Directions for this task :: Search the material below for the string "Trần" and list each line that holds it.

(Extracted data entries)
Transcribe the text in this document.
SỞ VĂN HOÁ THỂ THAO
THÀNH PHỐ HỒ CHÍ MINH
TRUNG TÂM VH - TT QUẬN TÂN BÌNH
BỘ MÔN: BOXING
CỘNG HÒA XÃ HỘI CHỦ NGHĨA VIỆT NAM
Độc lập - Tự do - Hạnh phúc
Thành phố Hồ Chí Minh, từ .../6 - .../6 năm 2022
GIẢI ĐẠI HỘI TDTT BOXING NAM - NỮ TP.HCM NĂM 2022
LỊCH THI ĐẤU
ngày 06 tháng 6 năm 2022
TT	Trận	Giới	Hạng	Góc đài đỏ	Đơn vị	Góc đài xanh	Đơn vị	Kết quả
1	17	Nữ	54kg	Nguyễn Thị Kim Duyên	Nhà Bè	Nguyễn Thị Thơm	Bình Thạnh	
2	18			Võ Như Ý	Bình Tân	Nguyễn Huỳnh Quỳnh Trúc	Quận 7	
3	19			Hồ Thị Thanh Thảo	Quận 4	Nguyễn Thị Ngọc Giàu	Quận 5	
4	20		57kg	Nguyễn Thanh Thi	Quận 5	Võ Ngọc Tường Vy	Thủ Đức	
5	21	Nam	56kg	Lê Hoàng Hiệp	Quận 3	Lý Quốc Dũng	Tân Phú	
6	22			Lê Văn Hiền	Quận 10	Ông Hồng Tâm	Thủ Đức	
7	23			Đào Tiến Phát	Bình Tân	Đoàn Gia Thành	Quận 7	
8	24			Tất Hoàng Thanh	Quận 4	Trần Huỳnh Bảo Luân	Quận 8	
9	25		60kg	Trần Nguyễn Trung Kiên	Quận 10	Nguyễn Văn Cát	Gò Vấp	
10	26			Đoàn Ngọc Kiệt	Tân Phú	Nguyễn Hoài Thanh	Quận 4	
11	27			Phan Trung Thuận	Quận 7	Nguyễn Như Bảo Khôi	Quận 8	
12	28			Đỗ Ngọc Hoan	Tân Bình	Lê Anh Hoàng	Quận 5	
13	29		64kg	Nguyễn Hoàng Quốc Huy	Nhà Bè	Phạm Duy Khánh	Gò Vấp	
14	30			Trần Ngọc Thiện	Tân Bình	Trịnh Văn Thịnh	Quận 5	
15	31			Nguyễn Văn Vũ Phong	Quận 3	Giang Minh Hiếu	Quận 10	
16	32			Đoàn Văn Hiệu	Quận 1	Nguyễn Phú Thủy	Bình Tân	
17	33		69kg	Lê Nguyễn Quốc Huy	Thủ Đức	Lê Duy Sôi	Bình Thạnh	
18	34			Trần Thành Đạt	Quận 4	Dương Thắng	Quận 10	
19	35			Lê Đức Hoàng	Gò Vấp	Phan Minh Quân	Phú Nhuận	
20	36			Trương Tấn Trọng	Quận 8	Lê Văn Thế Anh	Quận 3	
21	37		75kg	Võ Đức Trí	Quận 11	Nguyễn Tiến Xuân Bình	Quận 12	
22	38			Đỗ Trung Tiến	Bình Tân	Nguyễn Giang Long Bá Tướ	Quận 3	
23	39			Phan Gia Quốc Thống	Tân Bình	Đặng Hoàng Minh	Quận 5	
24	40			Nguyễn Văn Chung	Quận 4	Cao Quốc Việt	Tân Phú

Task response ::
8	24			Tất Hoàng Thanh	Quận 4	Trần Huỳnh Bảo Luân	Quận 8	
9	25		60kg	Trần Nguyễn Trung Kiên	Quận 10	Nguyễn Văn Cát	Gò Vấp	
14	30			Trần Ngọc Thiện	Tân Bình	Trịnh Văn Thịnh	Quận 5	
18	34			Trần Thành Đạt	Quận 4	Dương Thắng	Quận 10	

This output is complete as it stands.